— Short task —
Gather the lines that hold the string "name".

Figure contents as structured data

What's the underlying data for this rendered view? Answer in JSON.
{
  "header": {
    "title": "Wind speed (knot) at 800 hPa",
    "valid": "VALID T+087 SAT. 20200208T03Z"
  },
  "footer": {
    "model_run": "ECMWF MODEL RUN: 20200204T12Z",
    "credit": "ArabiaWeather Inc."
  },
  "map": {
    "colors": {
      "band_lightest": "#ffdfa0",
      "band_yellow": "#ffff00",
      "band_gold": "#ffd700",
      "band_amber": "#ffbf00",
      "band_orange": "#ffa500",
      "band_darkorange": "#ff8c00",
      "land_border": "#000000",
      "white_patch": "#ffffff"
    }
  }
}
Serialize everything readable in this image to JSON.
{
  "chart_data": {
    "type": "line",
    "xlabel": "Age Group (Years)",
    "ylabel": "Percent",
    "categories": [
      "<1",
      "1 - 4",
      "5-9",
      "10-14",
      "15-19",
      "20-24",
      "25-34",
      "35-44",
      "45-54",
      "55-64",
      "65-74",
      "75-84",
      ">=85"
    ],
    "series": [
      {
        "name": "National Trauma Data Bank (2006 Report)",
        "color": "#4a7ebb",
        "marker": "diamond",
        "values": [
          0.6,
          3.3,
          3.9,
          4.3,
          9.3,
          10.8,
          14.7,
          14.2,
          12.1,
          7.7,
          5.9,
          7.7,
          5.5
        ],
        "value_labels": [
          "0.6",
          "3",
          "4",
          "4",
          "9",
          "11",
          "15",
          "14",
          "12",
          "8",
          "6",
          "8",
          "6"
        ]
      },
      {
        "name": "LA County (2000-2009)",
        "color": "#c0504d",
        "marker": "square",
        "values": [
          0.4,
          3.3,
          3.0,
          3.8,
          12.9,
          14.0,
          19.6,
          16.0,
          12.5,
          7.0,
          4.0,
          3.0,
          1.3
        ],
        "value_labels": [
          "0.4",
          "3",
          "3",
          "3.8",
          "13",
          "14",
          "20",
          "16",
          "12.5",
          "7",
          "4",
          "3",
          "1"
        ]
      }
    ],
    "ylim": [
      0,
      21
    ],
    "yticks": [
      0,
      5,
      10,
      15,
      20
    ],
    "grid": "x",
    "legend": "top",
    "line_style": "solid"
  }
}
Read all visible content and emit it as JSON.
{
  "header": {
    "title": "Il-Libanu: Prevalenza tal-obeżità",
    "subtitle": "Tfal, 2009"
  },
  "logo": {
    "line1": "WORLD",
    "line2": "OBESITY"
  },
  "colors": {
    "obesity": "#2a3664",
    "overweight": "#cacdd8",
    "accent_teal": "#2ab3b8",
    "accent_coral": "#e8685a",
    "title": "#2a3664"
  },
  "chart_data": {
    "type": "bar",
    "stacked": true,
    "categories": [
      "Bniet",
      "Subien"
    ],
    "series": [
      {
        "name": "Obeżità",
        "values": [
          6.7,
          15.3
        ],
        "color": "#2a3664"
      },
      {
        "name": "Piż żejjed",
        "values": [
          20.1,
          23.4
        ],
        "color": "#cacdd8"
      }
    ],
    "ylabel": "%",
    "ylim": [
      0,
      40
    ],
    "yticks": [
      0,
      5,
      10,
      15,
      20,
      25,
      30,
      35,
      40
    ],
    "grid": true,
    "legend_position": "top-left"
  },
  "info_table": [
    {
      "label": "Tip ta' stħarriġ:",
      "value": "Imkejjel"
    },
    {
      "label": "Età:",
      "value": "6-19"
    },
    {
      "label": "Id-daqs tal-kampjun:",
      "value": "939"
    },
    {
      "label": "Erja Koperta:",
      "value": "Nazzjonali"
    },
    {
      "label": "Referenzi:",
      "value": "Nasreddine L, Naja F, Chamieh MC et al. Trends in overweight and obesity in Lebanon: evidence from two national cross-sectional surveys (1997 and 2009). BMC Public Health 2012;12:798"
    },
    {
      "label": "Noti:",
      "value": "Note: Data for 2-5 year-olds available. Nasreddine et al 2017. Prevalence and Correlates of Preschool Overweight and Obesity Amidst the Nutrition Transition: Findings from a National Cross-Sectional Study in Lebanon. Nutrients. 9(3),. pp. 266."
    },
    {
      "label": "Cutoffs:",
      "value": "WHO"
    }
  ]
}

— Response to the exercise —
        "name": "National Trauma Data Bank (2006 Report)",
        "name": "LA County (2000-2009)",
        "name": "Obeżità",
        "name": "Piż żejjed",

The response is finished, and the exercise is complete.